[Excerpts from a figure dataset]
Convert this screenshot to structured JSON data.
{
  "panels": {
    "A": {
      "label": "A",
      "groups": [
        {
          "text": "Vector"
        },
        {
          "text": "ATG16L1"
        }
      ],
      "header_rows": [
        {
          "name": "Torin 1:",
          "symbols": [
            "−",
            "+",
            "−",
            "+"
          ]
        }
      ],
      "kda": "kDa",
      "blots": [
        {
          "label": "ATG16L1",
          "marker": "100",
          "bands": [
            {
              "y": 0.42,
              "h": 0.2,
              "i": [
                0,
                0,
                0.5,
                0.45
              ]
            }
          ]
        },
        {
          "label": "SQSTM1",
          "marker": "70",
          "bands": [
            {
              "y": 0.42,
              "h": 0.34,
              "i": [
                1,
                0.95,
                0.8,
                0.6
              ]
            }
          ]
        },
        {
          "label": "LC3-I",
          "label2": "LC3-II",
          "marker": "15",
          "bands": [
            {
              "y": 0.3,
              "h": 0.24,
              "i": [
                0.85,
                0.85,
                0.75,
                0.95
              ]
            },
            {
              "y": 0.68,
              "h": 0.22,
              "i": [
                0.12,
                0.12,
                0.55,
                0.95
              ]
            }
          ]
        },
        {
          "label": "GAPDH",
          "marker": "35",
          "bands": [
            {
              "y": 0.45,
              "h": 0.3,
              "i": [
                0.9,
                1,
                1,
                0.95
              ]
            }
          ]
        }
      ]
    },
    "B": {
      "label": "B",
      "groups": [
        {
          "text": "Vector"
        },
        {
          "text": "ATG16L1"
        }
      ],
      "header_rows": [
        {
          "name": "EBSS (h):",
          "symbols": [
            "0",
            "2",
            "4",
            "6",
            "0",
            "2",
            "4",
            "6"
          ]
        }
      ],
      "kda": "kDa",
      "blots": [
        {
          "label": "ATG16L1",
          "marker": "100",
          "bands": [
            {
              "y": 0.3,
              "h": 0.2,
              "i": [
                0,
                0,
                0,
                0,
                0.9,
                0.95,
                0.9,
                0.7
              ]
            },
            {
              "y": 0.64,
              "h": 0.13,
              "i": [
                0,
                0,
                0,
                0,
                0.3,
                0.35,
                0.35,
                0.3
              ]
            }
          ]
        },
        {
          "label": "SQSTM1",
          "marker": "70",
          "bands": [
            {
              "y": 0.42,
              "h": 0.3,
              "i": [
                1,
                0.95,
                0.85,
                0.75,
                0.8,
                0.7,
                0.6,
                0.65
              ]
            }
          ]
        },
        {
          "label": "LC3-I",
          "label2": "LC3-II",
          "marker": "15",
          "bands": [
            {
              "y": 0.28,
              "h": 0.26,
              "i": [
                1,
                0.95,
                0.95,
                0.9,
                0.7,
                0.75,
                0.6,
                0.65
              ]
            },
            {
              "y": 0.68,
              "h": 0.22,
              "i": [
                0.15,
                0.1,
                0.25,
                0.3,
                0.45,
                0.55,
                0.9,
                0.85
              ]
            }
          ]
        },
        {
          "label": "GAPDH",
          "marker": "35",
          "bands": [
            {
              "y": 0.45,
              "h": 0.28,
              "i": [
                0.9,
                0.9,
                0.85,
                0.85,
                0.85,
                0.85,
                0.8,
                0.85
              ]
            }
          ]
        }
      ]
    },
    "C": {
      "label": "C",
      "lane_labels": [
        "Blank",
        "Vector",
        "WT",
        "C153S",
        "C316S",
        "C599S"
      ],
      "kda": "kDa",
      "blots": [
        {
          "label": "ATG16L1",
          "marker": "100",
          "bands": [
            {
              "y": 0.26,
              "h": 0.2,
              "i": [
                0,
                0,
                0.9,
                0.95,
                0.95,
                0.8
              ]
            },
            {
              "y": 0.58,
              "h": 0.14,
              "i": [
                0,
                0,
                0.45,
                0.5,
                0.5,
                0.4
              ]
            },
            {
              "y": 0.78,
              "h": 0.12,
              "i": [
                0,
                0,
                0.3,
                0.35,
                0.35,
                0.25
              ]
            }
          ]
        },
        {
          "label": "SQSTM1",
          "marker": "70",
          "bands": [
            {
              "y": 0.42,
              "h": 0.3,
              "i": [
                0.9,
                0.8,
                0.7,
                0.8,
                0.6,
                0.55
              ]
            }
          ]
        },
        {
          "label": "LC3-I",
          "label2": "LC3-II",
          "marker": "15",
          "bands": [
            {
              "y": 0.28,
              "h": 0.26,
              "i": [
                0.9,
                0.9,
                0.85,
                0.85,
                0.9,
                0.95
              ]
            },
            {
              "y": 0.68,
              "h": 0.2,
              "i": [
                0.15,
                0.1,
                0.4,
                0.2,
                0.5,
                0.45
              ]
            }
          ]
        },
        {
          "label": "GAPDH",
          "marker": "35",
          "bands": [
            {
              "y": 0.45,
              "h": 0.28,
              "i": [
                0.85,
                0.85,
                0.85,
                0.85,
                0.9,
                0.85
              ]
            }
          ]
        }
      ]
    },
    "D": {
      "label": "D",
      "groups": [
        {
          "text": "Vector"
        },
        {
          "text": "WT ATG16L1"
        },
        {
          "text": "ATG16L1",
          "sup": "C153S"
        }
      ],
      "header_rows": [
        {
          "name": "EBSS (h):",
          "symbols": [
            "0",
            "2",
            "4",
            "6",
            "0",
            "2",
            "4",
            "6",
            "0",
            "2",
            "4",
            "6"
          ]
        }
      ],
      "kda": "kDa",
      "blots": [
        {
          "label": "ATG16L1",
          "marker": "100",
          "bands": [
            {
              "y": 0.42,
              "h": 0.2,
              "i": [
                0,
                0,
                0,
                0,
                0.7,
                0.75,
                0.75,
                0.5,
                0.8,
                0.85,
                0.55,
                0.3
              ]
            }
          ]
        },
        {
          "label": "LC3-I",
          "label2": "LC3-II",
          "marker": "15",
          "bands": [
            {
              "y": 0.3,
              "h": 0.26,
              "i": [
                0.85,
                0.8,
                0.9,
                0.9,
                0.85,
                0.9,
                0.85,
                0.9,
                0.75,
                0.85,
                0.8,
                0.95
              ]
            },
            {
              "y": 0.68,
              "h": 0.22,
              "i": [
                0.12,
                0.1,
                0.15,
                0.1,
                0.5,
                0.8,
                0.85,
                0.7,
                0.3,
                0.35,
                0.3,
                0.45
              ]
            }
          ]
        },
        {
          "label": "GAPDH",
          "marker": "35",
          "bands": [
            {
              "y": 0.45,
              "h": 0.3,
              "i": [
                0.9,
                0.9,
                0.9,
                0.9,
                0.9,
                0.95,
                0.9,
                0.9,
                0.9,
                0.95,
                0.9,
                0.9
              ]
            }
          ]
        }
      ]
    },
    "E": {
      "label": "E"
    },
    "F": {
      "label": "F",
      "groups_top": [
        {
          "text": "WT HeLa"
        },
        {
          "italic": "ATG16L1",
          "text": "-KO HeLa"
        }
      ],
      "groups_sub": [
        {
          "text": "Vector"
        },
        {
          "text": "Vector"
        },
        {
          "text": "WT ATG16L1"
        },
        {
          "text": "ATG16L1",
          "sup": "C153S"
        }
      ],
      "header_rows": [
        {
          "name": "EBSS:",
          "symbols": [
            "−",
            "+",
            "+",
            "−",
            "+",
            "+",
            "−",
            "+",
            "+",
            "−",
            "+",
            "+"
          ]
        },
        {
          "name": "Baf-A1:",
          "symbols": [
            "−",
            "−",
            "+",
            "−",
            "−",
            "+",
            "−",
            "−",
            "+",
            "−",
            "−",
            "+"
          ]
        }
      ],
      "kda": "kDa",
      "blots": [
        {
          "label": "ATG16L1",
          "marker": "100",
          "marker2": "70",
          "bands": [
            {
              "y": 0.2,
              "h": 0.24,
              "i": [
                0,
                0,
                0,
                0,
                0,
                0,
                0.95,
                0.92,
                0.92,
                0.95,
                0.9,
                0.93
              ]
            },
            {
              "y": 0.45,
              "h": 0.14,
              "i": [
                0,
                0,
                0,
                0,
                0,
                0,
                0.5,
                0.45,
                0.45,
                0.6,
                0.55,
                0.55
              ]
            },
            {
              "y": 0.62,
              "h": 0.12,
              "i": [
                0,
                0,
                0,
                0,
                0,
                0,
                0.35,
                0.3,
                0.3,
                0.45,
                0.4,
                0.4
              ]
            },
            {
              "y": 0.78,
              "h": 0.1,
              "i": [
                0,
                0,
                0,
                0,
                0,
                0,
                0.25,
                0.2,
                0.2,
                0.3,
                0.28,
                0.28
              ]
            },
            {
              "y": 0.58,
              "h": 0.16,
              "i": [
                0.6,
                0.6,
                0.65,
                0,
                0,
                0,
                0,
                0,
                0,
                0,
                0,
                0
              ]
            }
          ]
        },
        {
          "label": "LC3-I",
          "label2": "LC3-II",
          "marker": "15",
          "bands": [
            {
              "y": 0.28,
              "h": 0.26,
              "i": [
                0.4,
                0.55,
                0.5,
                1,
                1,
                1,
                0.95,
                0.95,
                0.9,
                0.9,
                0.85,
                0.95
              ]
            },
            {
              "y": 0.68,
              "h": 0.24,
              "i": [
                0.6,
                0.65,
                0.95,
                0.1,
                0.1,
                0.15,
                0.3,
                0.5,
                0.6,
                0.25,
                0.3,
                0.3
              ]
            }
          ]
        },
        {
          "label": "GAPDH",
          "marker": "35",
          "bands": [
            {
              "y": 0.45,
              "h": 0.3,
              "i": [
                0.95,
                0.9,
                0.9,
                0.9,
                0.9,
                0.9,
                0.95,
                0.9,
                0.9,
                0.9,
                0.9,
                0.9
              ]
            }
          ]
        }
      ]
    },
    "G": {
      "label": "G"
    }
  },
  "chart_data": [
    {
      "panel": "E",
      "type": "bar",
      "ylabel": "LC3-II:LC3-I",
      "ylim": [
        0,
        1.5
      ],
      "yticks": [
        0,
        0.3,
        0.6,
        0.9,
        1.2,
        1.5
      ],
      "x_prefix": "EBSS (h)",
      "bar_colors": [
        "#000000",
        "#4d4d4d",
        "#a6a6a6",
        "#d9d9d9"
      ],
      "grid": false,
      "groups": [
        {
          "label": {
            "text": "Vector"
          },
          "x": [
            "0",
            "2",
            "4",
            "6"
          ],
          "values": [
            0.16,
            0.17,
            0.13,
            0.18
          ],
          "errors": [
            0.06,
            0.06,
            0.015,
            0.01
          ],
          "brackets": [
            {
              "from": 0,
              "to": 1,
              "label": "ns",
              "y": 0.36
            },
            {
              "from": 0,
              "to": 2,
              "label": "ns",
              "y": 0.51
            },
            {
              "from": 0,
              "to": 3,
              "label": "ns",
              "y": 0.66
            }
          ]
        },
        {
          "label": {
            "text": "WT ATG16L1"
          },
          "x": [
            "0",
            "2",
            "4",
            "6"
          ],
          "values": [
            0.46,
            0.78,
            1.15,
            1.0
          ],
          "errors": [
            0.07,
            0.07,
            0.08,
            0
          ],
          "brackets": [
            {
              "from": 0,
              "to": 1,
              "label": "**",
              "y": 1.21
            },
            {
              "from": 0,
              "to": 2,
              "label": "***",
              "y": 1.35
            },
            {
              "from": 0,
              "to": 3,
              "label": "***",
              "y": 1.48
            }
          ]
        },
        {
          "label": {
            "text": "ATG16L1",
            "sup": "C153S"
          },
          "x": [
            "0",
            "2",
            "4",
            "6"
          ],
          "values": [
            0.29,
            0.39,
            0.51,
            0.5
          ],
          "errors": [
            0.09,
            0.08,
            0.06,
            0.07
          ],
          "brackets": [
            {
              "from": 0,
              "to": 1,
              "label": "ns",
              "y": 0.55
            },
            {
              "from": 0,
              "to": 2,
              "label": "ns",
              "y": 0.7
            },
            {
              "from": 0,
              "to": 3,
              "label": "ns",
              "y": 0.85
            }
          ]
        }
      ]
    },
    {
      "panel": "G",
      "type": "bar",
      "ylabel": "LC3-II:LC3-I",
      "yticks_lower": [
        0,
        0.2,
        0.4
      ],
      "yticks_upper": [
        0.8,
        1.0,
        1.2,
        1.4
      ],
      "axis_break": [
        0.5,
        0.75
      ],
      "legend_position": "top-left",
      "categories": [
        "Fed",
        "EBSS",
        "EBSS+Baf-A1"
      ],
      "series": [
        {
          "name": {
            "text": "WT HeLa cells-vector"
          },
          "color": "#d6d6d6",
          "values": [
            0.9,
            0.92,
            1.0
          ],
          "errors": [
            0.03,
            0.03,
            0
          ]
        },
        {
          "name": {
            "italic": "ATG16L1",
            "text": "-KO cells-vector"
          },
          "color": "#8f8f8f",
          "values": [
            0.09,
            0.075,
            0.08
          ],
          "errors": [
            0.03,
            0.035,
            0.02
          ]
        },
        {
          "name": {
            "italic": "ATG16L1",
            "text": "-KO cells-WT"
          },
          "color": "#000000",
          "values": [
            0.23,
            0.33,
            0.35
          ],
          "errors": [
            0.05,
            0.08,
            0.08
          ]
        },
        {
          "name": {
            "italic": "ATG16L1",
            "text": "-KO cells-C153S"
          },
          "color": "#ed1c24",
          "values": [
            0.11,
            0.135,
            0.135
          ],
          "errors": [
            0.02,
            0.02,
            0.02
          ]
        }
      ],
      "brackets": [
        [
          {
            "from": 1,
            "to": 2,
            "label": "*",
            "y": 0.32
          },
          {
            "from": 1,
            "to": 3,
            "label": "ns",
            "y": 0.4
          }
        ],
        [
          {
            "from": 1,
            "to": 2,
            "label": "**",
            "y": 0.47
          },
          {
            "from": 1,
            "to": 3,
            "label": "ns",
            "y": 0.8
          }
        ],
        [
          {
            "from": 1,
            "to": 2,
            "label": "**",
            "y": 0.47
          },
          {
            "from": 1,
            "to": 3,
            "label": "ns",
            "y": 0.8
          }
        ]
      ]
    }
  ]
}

**Assignment:** State the number of lines above that include "cells", and nothing further.

**Reply to the exercise:** 4